===== 本文 =====

リスト4を実行すると、1つ目のワークシートの2行目、3列目に「テスト」という文字列が設定されたExcelファイルが生成されます。
WorkbookCellオブジェクトのstyleプロパティで、セルの背景色や枠線などを設定できます。実装例はサンプルコード(002_wijmo_gen_xlsx.html)を参照してください。
JavaScriptの処理でPDFファイルを生成
Wijmo 5のPDFファイル生成機能は、文字や画像、図形描画など幅広い描画をサポートしています。まず基本的な実装の枠組みをリスト5に示します。
// PDFドキュメント生成 ...(1) var pdfDocument = new wijmo.pdf.PdfDocument({ // ページ設定(A4横を設定) ...(2) pageSettings: { layout: wijmo.pdf.PdfPageOrientation.Landscape, size: wijmo.pdf.PdfPageSize.A4 }, // レンダリング終了時に、ファイルに出力する ...(3) ended: function (sender, args) { wijmo.pdf.saveBlob(args.blob, "pdfGenerated.pdf"); } }); // ---- ここに描画処理を記述 ...(4) ---- // // レンダリング終了 ...(5) pdfDocument.end();
(1)でPDFドキュメントを表すPdfDocumentオブジェクトを生成します。引数はドキュメントオプションで、ここでは(2)のsizeプロパティでA4、layoutプロパティで横(Landscape)を指定しています。(3)は描画終了時のイベントハンドラで、PDFファイルを出力するよう記述します。(4)の箇所でひと通りの描画処理を行って、最後に(5)で描画終了メソッドをコールすると(3)の処理でPDFファイルが出力されます。

=====

• _課題の指示_:
本文を二文で要約せよ。 データ行は本文とは別の資料である。

===== 元データ =====

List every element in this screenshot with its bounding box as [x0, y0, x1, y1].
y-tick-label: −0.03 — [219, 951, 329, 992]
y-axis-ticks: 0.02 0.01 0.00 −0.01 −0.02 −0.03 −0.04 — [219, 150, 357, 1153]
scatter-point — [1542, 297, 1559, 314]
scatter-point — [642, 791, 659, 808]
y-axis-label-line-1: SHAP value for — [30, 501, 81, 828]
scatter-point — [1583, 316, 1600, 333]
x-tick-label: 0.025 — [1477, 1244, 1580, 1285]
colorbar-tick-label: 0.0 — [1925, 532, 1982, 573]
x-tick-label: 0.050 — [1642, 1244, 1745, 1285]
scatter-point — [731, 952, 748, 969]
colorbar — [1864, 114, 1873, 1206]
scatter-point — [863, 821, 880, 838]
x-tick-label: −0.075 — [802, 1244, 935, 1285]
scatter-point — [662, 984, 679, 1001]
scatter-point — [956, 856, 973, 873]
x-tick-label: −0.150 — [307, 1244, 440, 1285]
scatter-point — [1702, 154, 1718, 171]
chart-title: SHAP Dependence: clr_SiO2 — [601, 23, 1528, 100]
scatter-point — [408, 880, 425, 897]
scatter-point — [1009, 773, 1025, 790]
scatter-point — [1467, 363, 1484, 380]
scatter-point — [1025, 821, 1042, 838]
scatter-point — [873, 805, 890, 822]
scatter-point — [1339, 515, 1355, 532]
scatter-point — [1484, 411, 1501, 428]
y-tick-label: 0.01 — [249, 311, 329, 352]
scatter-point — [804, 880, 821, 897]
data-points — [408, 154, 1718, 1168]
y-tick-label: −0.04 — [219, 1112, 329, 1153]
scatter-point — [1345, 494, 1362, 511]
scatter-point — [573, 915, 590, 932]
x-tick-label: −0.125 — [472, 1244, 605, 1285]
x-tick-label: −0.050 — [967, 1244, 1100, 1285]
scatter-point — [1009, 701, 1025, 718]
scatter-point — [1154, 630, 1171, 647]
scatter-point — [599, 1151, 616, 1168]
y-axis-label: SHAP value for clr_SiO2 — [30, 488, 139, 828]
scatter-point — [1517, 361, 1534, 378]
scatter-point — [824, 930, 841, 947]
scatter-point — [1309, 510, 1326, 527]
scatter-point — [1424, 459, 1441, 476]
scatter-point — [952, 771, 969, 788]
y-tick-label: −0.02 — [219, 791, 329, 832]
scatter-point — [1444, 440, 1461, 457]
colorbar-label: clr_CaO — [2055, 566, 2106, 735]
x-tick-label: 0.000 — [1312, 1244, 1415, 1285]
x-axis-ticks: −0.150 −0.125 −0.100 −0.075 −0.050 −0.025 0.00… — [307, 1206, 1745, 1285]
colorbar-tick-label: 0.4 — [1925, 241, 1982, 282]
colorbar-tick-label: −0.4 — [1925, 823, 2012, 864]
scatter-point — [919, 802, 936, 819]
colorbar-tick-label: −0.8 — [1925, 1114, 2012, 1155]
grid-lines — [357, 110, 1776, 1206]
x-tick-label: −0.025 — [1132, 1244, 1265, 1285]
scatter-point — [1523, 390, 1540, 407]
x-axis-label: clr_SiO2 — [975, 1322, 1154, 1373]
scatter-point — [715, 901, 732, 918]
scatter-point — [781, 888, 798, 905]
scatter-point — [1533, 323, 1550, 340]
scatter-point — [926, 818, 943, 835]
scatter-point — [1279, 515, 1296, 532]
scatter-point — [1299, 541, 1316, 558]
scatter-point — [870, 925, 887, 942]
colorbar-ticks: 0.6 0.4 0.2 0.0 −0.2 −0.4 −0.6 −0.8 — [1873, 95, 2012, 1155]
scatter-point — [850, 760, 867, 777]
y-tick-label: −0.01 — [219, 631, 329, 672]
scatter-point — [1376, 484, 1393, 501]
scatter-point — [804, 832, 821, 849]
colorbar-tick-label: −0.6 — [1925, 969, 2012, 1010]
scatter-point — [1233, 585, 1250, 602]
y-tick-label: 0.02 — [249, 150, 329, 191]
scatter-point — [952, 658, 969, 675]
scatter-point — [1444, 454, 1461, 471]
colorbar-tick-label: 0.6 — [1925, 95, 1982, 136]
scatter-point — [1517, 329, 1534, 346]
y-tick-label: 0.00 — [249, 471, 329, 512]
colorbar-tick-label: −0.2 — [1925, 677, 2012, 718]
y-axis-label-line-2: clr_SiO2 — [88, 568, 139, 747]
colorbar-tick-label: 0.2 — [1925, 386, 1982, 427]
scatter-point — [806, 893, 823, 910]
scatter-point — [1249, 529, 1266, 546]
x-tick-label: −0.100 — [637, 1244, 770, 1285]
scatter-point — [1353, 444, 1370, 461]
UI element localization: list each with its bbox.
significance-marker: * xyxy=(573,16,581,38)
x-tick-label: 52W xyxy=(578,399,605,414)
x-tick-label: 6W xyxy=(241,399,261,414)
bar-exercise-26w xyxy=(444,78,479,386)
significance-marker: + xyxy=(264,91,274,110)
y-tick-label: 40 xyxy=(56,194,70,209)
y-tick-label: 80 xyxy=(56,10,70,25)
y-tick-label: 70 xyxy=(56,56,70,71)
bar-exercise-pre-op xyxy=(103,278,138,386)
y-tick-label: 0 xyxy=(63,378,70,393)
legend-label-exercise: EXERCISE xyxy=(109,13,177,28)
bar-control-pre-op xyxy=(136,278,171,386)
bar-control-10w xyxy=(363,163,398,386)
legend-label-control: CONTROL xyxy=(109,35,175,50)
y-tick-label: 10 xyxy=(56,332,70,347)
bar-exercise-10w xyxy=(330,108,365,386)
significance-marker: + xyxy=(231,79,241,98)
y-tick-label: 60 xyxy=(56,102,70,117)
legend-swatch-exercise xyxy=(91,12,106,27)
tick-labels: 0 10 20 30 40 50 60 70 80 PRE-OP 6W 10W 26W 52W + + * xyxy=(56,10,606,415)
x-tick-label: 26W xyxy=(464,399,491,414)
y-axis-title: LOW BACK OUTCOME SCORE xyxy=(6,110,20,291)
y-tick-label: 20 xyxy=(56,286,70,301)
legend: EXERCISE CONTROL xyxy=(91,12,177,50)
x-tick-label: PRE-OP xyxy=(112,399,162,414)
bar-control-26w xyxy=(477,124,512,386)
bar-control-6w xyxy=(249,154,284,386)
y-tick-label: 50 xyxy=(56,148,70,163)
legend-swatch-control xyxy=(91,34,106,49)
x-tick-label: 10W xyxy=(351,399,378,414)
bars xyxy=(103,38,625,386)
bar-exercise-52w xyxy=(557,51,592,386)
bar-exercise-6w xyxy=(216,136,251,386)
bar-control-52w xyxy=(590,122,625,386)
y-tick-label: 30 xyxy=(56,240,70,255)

=====

• _解答_:
リスト4を実行すると指定したセルに文字列が入ったExcelファイルが生成され、WorkbookCellオブジェクトのstyleプロパティでセルの背景色や枠線なども設定できる。Wijmo 5でPDFを生成するには、ページ設定(ここではA4横)を指定してPdfDocumentオブジェクトを生成し、描画処理の後に描画終了メソッドをコールすると、描画終了時のイベントハンドラでPDFファイルが出力される。